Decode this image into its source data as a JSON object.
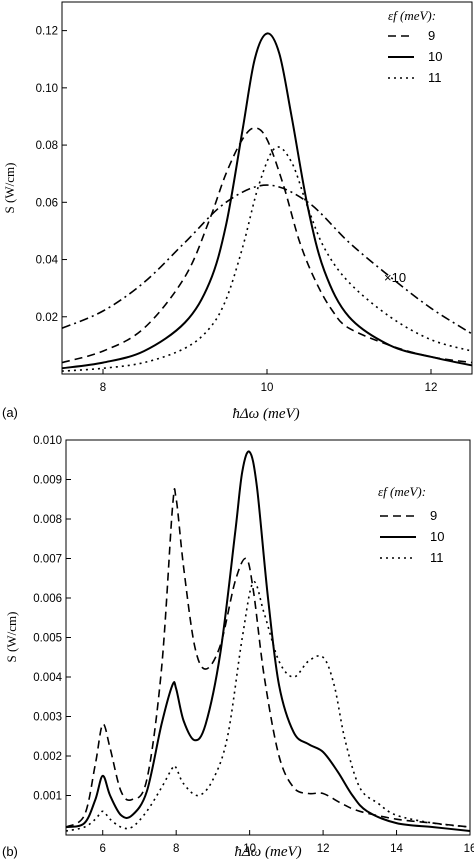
{
  "chart_data": [
    {
      "type": "line",
      "panel_label": "(a)",
      "xlabel": "ħΔω (meV)",
      "ylabel": "S (W/cm)",
      "xlim": [
        7.5,
        12.5
      ],
      "ylim": [
        0.0,
        0.13
      ],
      "xticks": [
        "8",
        "10",
        "12"
      ],
      "xtick_values": [
        8,
        10,
        12
      ],
      "yticks": [
        "0.02",
        "0.04",
        "0.06",
        "0.08",
        "0.10",
        "0.12"
      ],
      "ytick_values": [
        0.02,
        0.04,
        0.06,
        0.08,
        0.1,
        0.12
      ],
      "legend_title": "εf (meV):",
      "legend_position": "top-right",
      "annotation": "×10",
      "series": [
        {
          "name": "9",
          "style": "dashed",
          "x": [
            7.5,
            8.0,
            8.5,
            9.0,
            9.3,
            9.5,
            9.7,
            9.85,
            10.0,
            10.2,
            10.4,
            10.6,
            10.8,
            11.0,
            11.5,
            12.0,
            12.5
          ],
          "y": [
            0.004,
            0.008,
            0.016,
            0.034,
            0.054,
            0.07,
            0.082,
            0.086,
            0.082,
            0.066,
            0.046,
            0.032,
            0.022,
            0.016,
            0.01,
            0.006,
            0.004
          ]
        },
        {
          "name": "10",
          "style": "solid",
          "x": [
            7.5,
            8.0,
            8.5,
            9.0,
            9.3,
            9.5,
            9.7,
            9.85,
            10.0,
            10.15,
            10.3,
            10.5,
            10.7,
            11.0,
            11.5,
            12.0,
            12.5
          ],
          "y": [
            0.002,
            0.004,
            0.008,
            0.018,
            0.032,
            0.052,
            0.085,
            0.11,
            0.119,
            0.112,
            0.09,
            0.058,
            0.036,
            0.02,
            0.01,
            0.006,
            0.003
          ]
        },
        {
          "name": "11",
          "style": "dotted",
          "x": [
            7.5,
            8.0,
            8.5,
            9.0,
            9.3,
            9.5,
            9.7,
            9.9,
            10.1,
            10.3,
            10.5,
            10.7,
            11.0,
            11.5,
            12.0,
            12.5
          ],
          "y": [
            0.001,
            0.002,
            0.004,
            0.009,
            0.016,
            0.026,
            0.044,
            0.066,
            0.079,
            0.074,
            0.058,
            0.044,
            0.032,
            0.02,
            0.012,
            0.008
          ]
        },
        {
          "name": "×10",
          "style": "dashdot",
          "x": [
            7.5,
            8.0,
            8.5,
            9.0,
            9.5,
            10.0,
            10.5,
            11.0,
            11.5,
            12.0,
            12.5
          ],
          "y": [
            0.016,
            0.022,
            0.032,
            0.046,
            0.06,
            0.066,
            0.06,
            0.046,
            0.034,
            0.023,
            0.014
          ]
        }
      ]
    },
    {
      "type": "line",
      "panel_label": "(b)",
      "xlabel": "ħΔω (meV)",
      "ylabel": "S (W/cm)",
      "xlim": [
        5,
        16
      ],
      "ylim": [
        0.0,
        0.01
      ],
      "xticks": [
        "6",
        "8",
        "10",
        "12",
        "14",
        "16"
      ],
      "xtick_values": [
        6,
        8,
        10,
        12,
        14,
        16
      ],
      "yticks": [
        "0.001",
        "0.002",
        "0.003",
        "0.004",
        "0.005",
        "0.006",
        "0.007",
        "0.008",
        "0.009",
        "0.010"
      ],
      "ytick_values": [
        0.001,
        0.002,
        0.003,
        0.004,
        0.005,
        0.006,
        0.007,
        0.008,
        0.009,
        0.01
      ],
      "legend_title": "εf (meV):",
      "legend_position": "top-right",
      "series": [
        {
          "name": "9",
          "style": "dashed",
          "x": [
            5.0,
            5.5,
            5.8,
            6.0,
            6.2,
            6.5,
            6.8,
            7.2,
            7.6,
            7.9,
            8.0,
            8.2,
            8.5,
            8.8,
            9.2,
            9.6,
            9.9,
            10.1,
            10.4,
            10.8,
            11.2,
            11.6,
            12.0,
            12.5,
            13,
            14,
            15,
            16
          ],
          "y": [
            0.0002,
            0.0005,
            0.0018,
            0.0028,
            0.0022,
            0.0011,
            0.0009,
            0.0014,
            0.0042,
            0.0083,
            0.0085,
            0.0068,
            0.0048,
            0.0042,
            0.0048,
            0.0064,
            0.007,
            0.0062,
            0.004,
            0.002,
            0.0012,
            0.00105,
            0.00105,
            0.0008,
            0.0006,
            0.0004,
            0.0003,
            0.0002
          ]
        },
        {
          "name": "10",
          "style": "solid",
          "x": [
            5.0,
            5.5,
            5.8,
            6.0,
            6.2,
            6.5,
            6.8,
            7.2,
            7.6,
            7.9,
            8.0,
            8.2,
            8.5,
            8.8,
            9.2,
            9.6,
            9.8,
            10.0,
            10.2,
            10.5,
            10.8,
            11.2,
            11.6,
            12.0,
            12.4,
            12.8,
            13.2,
            14,
            15,
            16
          ],
          "y": [
            0.0002,
            0.0003,
            0.0009,
            0.0015,
            0.001,
            0.0005,
            0.0005,
            0.0011,
            0.0028,
            0.0038,
            0.0037,
            0.0029,
            0.0024,
            0.0028,
            0.0046,
            0.0076,
            0.0092,
            0.0097,
            0.0088,
            0.006,
            0.0038,
            0.0026,
            0.0023,
            0.0021,
            0.0016,
            0.001,
            0.0006,
            0.0003,
            0.0002,
            0.0001
          ]
        },
        {
          "name": "11",
          "style": "dotted",
          "x": [
            5.0,
            5.5,
            5.8,
            6.0,
            6.2,
            6.5,
            6.8,
            7.2,
            7.6,
            7.9,
            8.0,
            8.2,
            8.6,
            9.0,
            9.4,
            9.8,
            10.1,
            10.4,
            10.8,
            11.2,
            11.6,
            12.0,
            12.3,
            12.6,
            13.0,
            13.5,
            14,
            15,
            16
          ],
          "y": [
            0.0001,
            0.0002,
            0.0004,
            0.0006,
            0.0004,
            0.0002,
            0.0002,
            0.0006,
            0.0012,
            0.0017,
            0.0017,
            0.0013,
            0.001,
            0.0014,
            0.0025,
            0.005,
            0.0064,
            0.0056,
            0.0044,
            0.004,
            0.0044,
            0.0045,
            0.0038,
            0.0024,
            0.0012,
            0.0008,
            0.0005,
            0.0003,
            0.0002
          ]
        }
      ]
    }
  ]
}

━━━━━━━━━━━━━━━━━━━━

- **Task goal**: The listing above needs to be output again exactly. Don't include the pictures.

- **Answer to the task**:
Decode this image into its source data as a JSON object.
{
  "chart_data": [
    {
      "type": "line",
      "panel_label": "(a)",
      "xlabel": "ħΔω (meV)",
      "ylabel": "S (W/cm)",
      "xlim": [
        7.5,
        12.5
      ],
      "ylim": [
        0.0,
        0.13
      ],
      "xticks": [
        "8",
        "10",
        "12"
      ],
      "xtick_values": [
        8,
        10,
        12
      ],
      "yticks": [
        "0.02",
        "0.04",
        "0.06",
        "0.08",
        "0.10",
        "0.12"
      ],
      "ytick_values": [
        0.02,
        0.04,
        0.06,
        0.08,
        0.1,
        0.12
      ],
      "legend_title": "εf (meV):",
      "legend_position": "top-right",
      "annotation": "×10",
      "series": [
        {
          "name": "9",
          "style": "dashed",
          "x": [
            7.5,
            8.0,
            8.5,
            9.0,
            9.3,
            9.5,
            9.7,
            9.85,
            10.0,
            10.2,
            10.4,
            10.6,
            10.8,
            11.0,
            11.5,
            12.0,
            12.5
          ],
          "y": [
            0.004,
            0.008,
            0.016,
            0.034,
            0.054,
            0.07,
            0.082,
            0.086,
            0.082,
            0.066,
            0.046,
            0.032,
            0.022,
            0.016,
            0.01,
            0.006,
            0.004
          ]
        },
        {
          "name": "10",
          "style": "solid",
          "x": [
            7.5,
            8.0,
            8.5,
            9.0,
            9.3,
            9.5,
            9.7,
            9.85,
            10.0,
            10.15,
            10.3,
            10.5,
            10.7,
            11.0,
            11.5,
            12.0,
            12.5
          ],
          "y": [
            0.002,
            0.004,
            0.008,
            0.018,
            0.032,
            0.052,
            0.085,
            0.11,
            0.119,
            0.112,
            0.09,
            0.058,
            0.036,
            0.02,
            0.01,
            0.006,
            0.003
          ]
        },
        {
          "name": "11",
          "style": "dotted",
          "x": [
            7.5,
            8.0,
            8.5,
            9.0,
            9.3,
            9.5,
            9.7,
            9.9,
            10.1,
            10.3,
            10.5,
            10.7,
            11.0,
            11.5,
            12.0,
            12.5
          ],
          "y": [
            0.001,
            0.002,
            0.004,
            0.009,
            0.016,
            0.026,
            0.044,
            0.066,
            0.079,
            0.074,
            0.058,
            0.044,
            0.032,
            0.02,
            0.012,
            0.008
          ]
        },
        {
          "name": "×10",
          "style": "dashdot",
          "x": [
            7.5,
            8.0,
            8.5,
            9.0,
            9.5,
            10.0,
            10.5,
            11.0,
            11.5,
            12.0,
            12.5
          ],
          "y": [
            0.016,
            0.022,
            0.032,
            0.046,
            0.06,
            0.066,
            0.06,
            0.046,
            0.034,
            0.023,
            0.014
          ]
        }
      ]
    },
    {
      "type": "line",
      "panel_label": "(b)",
      "xlabel": "ħΔω (meV)",
      "ylabel": "S (W/cm)",
      "xlim": [
        5,
        16
      ],
      "ylim": [
        0.0,
        0.01
      ],
      "xticks": [
        "6",
        "8",
        "10",
        "12",
        "14",
        "16"
      ],
      "xtick_values": [
        6,
        8,
        10,
        12,
        14,
        16
      ],
      "yticks": [
        "0.001",
        "0.002",
        "0.003",
        "0.004",
        "0.005",
        "0.006",
        "0.007",
        "0.008",
        "0.009",
        "0.010"
      ],
      "ytick_values": [
        0.001,
        0.002,
        0.003,
        0.004,
        0.005,
        0.006,
        0.007,
        0.008,
        0.009,
        0.01
      ],
      "legend_title": "εf (meV):",
      "legend_position": "top-right",
      "series": [
        {
          "name": "9",
          "style": "dashed",
          "x": [
            5.0,
            5.5,
            5.8,
            6.0,
            6.2,
            6.5,
            6.8,
            7.2,
            7.6,
            7.9,
            8.0,
            8.2,
            8.5,
            8.8,
            9.2,
            9.6,
            9.9,
            10.1,
            10.4,
            10.8,
            11.2,
            11.6,
            12.0,
            12.5,
            13,
            14,
            15,
            16
          ],
          "y": [
            0.0002,
            0.0005,
            0.0018,
            0.0028,
            0.0022,
            0.0011,
            0.0009,
            0.0014,
            0.0042,
            0.0083,
            0.0085,
            0.0068,
            0.0048,
            0.0042,
            0.0048,
            0.0064,
            0.007,
            0.0062,
            0.004,
            0.002,
            0.0012,
            0.00105,
            0.00105,
            0.0008,
            0.0006,
            0.0004,
            0.0003,
            0.0002
          ]
        },
        {
          "name": "10",
          "style": "solid",
          "x": [
            5.0,
            5.5,
            5.8,
            6.0,
            6.2,
            6.5,
            6.8,
            7.2,
            7.6,
            7.9,
            8.0,
            8.2,
            8.5,
            8.8,
            9.2,
            9.6,
            9.8,
            10.0,
            10.2,
            10.5,
            10.8,
            11.2,
            11.6,
            12.0,
            12.4,
            12.8,
            13.2,
            14,
            15,
            16
          ],
          "y": [
            0.0002,
            0.0003,
            0.0009,
            0.0015,
            0.001,
            0.0005,
            0.0005,
            0.0011,
            0.0028,
            0.0038,
            0.0037,
            0.0029,
            0.0024,
            0.0028,
            0.0046,
            0.0076,
            0.0092,
            0.0097,
            0.0088,
            0.006,
            0.0038,
            0.0026,
            0.0023,
            0.0021,
            0.0016,
            0.001,
            0.0006,
            0.0003,
            0.0002,
            0.0001
          ]
        },
        {
          "name": "11",
          "style": "dotted",
          "x": [
            5.0,
            5.5,
            5.8,
            6.0,
            6.2,
            6.5,
            6.8,
            7.2,
            7.6,
            7.9,
            8.0,
            8.2,
            8.6,
            9.0,
            9.4,
            9.8,
            10.1,
            10.4,
            10.8,
            11.2,
            11.6,
            12.0,
            12.3,
            12.6,
            13.0,
            13.5,
            14,
            15,
            16
          ],
          "y": [
            0.0001,
            0.0002,
            0.0004,
            0.0006,
            0.0004,
            0.0002,
            0.0002,
            0.0006,
            0.0012,
            0.0017,
            0.0017,
            0.0013,
            0.001,
            0.0014,
            0.0025,
            0.005,
            0.0064,
            0.0056,
            0.0044,
            0.004,
            0.0044,
            0.0045,
            0.0038,
            0.0024,
            0.0012,
            0.0008,
            0.0005,
            0.0003,
            0.0002
          ]
        }
      ]
    }
  ]
}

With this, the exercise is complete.